=== Exercise prompt ===
Below are the records to transcribe exactly; do not include any images.

(Record extracts)

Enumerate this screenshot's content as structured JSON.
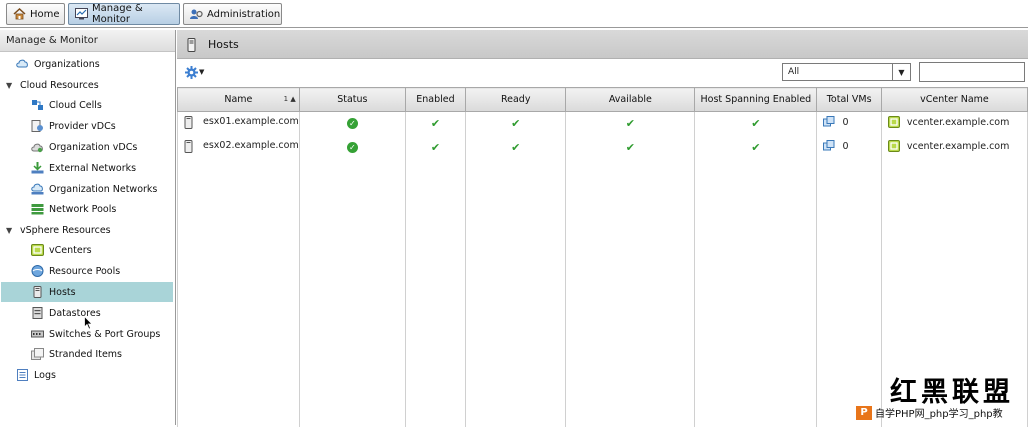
{
  "top_tabs": [
    {
      "label": "Home",
      "icon": "home-icon"
    },
    {
      "label": "Manage & Monitor",
      "icon": "monitor-icon",
      "active": true
    },
    {
      "label": "Administration",
      "icon": "admin-icon"
    }
  ],
  "sidebar": {
    "header": "Manage & Monitor",
    "organizations": "Organizations",
    "cloud_resources": {
      "label": "Cloud Resources",
      "items": [
        "Cloud Cells",
        "Provider vDCs",
        "Organization vDCs",
        "External Networks",
        "Organization Networks",
        "Network Pools"
      ]
    },
    "vsphere_resources": {
      "label": "vSphere Resources",
      "items": [
        "vCenters",
        "Resource Pools",
        "Hosts",
        "Datastores",
        "Switches & Port Groups",
        "Stranded Items"
      ]
    },
    "logs": "Logs",
    "selected": "Hosts"
  },
  "main": {
    "title": "Hosts",
    "filter": {
      "value": "All"
    },
    "search": {
      "value": ""
    },
    "columns": [
      "Name",
      "Status",
      "Enabled",
      "Ready",
      "Available",
      "Host Spanning Enabled",
      "Total VMs",
      "vCenter Name"
    ],
    "sort_indicator": "1",
    "rows": [
      {
        "name": "esx01.example.com",
        "total_vms": "0",
        "vcenter": "vcenter.example.com"
      },
      {
        "name": "esx02.example.com",
        "total_vms": "0",
        "vcenter": "vcenter.example.com"
      }
    ]
  },
  "watermark": {
    "title": "红黑联盟",
    "subtitle": "自学PHP网_php学习_php教"
  },
  "colors": {
    "selection": "#a9d4d8",
    "status_ok": "#35a135",
    "header_bg": "#d9d9d9",
    "accent_orange": "#e8751a"
  }
}
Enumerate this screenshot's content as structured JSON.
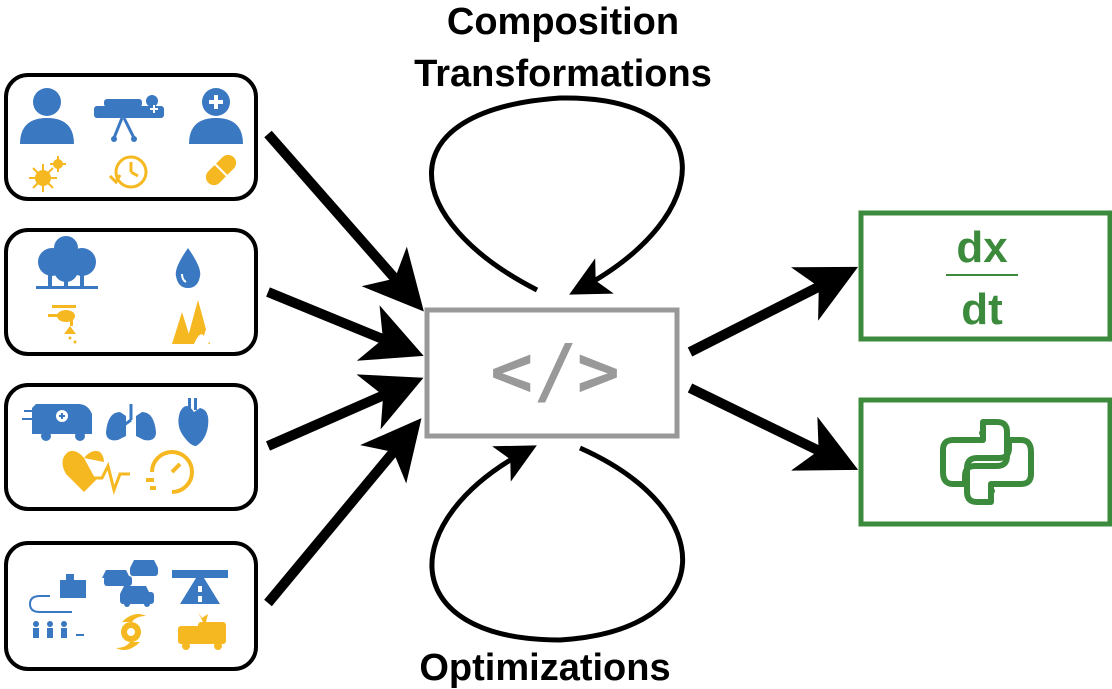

(End Record extracts)

=== Task answer ===
Enumerate this screenshot's content as structured JSON.
{
  "top_tabs": [
    {
      "label": "Home",
      "icon": "home-icon"
    },
    {
      "label": "Manage & Monitor",
      "icon": "monitor-icon",
      "active": true
    },
    {
      "label": "Administration",
      "icon": "admin-icon"
    }
  ],
  "sidebar": {
    "header": "Manage & Monitor",
    "organizations": "Organizations",
    "cloud_resources": {
      "label": "Cloud Resources",
      "items": [
        "Cloud Cells",
        "Provider vDCs",
        "Organization vDCs",
        "External Networks",
        "Organization Networks",
        "Network Pools"
      ]
    },
    "vsphere_resources": {
      "label": "vSphere Resources",
      "items": [
        "vCenters",
        "Resource Pools",
        "Hosts",
        "Datastores",
        "Switches & Port Groups",
        "Stranded Items"
      ]
    },
    "logs": "Logs",
    "selected": "Hosts"
  },
  "main": {
    "title": "Hosts",
    "filter": {
      "value": "All"
    },
    "search": {
      "value": ""
    },
    "columns": [
      "Name",
      "Status",
      "Enabled",
      "Ready",
      "Available",
      "Host Spanning Enabled",
      "Total VMs",
      "vCenter Name"
    ],
    "sort_indicator": "1",
    "rows": [
      {
        "name": "esx01.example.com",
        "total_vms": "0",
        "vcenter": "vcenter.example.com"
      },
      {
        "name": "esx02.example.com",
        "total_vms": "0",
        "vcenter": "vcenter.example.com"
      }
    ]
  },
  "watermark": {
    "title": "红黑联盟",
    "subtitle": "自学PHP网_php学习_php教"
  },
  "colors": {
    "selection": "#a9d4d8",
    "status_ok": "#35a135",
    "header_bg": "#d9d9d9",
    "accent_orange": "#e8751a"
  }
}
Enumerate this screenshot's content as structured JSON.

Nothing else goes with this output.